Aim >>
Gather the lines below that include the string "ItemCode", copying each in full.

Material provided >>

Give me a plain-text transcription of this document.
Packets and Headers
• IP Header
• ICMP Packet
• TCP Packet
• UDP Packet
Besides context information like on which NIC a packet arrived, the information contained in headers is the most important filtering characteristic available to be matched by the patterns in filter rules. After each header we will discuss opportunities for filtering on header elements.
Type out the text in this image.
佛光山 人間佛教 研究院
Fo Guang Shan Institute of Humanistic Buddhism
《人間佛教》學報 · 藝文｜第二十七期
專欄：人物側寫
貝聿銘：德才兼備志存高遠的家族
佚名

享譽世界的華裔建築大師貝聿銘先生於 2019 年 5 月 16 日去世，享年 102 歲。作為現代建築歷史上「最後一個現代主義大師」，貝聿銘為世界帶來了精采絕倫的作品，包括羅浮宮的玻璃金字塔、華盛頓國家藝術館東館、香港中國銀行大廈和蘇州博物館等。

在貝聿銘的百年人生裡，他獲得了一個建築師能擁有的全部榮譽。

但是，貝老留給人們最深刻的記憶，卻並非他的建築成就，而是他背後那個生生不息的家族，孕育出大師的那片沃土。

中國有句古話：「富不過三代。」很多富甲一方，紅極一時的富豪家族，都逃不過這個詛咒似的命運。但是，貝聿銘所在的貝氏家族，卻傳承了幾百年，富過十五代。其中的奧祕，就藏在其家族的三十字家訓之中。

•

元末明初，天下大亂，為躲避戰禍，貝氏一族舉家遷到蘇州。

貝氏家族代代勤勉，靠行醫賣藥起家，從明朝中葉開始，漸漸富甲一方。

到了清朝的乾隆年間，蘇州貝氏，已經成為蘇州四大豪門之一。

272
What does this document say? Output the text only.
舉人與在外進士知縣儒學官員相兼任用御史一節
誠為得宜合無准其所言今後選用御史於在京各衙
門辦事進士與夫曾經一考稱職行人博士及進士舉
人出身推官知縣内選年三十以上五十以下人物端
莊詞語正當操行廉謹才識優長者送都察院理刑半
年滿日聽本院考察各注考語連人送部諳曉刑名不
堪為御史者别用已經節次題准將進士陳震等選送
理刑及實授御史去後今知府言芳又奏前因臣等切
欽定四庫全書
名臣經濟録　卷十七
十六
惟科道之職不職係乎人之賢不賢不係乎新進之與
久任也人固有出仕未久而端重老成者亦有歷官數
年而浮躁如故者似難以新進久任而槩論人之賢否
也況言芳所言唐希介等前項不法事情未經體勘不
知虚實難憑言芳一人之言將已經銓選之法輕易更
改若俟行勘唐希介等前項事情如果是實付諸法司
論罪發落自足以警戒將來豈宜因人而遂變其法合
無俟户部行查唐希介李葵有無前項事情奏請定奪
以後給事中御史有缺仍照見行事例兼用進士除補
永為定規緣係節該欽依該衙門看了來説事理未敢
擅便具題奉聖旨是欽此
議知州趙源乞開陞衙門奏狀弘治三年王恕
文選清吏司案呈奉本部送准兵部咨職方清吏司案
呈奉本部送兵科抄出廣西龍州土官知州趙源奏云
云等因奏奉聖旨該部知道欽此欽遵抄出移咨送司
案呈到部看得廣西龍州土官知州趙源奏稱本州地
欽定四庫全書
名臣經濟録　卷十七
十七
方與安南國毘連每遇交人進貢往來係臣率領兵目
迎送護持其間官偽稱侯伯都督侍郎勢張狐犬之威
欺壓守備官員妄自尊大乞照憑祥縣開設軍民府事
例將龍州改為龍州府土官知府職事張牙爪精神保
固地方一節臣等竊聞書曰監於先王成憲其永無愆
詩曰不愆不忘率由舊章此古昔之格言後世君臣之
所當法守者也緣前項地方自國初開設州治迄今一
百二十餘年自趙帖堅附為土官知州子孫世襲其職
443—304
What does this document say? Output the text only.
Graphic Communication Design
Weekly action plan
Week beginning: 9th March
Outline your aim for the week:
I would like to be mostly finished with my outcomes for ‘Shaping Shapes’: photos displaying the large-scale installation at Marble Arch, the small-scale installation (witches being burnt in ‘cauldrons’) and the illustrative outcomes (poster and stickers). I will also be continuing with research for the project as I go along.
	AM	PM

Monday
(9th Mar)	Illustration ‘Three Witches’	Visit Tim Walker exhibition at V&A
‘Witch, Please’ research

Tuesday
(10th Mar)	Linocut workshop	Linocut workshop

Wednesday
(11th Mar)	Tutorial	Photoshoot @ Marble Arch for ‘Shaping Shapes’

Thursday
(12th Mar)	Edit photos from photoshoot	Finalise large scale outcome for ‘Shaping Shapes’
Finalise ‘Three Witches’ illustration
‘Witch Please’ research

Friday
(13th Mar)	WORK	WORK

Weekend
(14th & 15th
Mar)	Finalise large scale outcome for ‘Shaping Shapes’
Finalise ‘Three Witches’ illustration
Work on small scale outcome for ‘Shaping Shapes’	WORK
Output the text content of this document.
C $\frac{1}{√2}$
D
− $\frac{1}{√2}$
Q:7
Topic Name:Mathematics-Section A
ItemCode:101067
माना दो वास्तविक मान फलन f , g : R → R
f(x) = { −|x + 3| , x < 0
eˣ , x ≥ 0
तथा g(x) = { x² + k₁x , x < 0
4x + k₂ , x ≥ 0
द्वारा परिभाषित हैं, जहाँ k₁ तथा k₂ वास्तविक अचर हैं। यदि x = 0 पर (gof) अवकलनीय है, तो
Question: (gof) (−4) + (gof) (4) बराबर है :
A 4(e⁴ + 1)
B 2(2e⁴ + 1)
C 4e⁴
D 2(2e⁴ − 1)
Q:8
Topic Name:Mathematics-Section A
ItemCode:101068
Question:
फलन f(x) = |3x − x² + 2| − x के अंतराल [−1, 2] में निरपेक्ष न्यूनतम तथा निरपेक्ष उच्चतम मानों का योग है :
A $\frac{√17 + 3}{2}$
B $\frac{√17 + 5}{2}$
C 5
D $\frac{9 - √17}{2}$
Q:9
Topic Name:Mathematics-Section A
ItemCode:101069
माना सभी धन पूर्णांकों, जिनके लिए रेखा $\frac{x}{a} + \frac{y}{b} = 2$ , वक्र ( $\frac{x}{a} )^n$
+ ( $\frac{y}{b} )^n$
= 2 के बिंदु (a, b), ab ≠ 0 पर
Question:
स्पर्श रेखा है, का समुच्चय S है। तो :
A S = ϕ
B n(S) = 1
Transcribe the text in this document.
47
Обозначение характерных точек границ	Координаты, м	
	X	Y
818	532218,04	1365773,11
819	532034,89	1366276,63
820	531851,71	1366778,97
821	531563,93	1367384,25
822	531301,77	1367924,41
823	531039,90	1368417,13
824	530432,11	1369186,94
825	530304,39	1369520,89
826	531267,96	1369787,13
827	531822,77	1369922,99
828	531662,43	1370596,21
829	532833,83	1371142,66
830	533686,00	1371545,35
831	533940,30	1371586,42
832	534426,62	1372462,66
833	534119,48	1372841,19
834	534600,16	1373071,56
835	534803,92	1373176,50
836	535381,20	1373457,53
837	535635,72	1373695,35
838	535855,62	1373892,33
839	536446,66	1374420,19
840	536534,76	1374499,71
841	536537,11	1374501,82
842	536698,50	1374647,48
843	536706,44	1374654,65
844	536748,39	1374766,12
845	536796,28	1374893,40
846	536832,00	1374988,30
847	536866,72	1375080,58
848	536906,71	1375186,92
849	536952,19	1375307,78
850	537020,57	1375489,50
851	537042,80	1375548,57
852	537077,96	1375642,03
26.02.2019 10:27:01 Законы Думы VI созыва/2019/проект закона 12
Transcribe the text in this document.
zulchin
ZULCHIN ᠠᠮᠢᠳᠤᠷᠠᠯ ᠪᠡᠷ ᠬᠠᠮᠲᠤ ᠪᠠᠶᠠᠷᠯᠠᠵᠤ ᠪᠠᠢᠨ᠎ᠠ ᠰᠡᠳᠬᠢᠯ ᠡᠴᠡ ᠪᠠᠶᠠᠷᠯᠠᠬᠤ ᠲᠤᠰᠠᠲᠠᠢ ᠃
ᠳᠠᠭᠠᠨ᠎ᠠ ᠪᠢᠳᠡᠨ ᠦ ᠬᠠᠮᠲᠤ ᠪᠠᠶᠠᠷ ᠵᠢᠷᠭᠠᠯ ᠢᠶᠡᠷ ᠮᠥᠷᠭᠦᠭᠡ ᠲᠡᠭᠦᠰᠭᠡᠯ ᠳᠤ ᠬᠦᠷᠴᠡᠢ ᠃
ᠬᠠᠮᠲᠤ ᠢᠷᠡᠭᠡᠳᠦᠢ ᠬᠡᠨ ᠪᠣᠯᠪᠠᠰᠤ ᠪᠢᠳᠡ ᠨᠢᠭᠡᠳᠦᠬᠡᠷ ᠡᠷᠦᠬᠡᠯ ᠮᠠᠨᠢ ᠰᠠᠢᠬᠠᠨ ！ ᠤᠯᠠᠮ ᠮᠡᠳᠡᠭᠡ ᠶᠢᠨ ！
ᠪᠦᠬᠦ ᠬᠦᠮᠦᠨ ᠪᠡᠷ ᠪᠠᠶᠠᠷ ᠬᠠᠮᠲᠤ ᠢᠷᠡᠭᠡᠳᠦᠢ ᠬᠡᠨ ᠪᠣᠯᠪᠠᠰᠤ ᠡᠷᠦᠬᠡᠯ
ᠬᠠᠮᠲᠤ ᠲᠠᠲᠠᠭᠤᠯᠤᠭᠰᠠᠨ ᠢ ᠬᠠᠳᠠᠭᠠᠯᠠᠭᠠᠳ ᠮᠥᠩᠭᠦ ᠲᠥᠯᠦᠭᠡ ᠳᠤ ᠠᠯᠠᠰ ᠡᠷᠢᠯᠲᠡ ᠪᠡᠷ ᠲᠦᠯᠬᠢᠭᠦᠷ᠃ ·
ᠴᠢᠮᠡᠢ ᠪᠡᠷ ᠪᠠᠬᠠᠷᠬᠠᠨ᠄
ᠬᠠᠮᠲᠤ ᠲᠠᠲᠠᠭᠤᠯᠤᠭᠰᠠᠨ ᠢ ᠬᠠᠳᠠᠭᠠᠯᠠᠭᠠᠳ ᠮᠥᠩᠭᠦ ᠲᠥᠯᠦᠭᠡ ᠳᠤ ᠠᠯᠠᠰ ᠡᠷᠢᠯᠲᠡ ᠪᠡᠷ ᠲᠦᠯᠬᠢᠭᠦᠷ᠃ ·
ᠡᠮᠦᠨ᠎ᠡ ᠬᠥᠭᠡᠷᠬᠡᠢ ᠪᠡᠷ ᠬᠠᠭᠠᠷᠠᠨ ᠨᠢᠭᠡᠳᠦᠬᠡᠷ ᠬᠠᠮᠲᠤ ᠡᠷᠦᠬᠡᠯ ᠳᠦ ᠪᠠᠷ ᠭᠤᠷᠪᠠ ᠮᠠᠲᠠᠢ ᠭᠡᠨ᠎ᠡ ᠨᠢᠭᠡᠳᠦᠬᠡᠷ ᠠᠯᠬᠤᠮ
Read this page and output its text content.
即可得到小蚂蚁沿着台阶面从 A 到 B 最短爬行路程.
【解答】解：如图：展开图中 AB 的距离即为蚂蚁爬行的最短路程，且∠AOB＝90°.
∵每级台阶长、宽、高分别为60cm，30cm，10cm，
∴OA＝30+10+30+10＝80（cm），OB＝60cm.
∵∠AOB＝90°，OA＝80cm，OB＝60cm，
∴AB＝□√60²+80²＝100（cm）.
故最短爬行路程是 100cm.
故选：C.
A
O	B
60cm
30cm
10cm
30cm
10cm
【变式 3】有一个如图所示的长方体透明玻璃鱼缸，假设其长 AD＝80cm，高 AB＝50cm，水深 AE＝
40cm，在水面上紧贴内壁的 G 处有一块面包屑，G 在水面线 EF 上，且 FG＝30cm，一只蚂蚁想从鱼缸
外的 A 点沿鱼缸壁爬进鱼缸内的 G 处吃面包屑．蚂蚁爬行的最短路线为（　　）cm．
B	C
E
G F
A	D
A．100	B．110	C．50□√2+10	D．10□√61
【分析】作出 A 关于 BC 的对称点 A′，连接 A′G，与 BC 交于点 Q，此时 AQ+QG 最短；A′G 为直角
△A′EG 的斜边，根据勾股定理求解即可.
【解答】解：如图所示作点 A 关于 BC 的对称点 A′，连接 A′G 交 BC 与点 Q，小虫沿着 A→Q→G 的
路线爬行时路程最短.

Solution below >>
ItemCode:101067
ItemCode:101068
ItemCode:101069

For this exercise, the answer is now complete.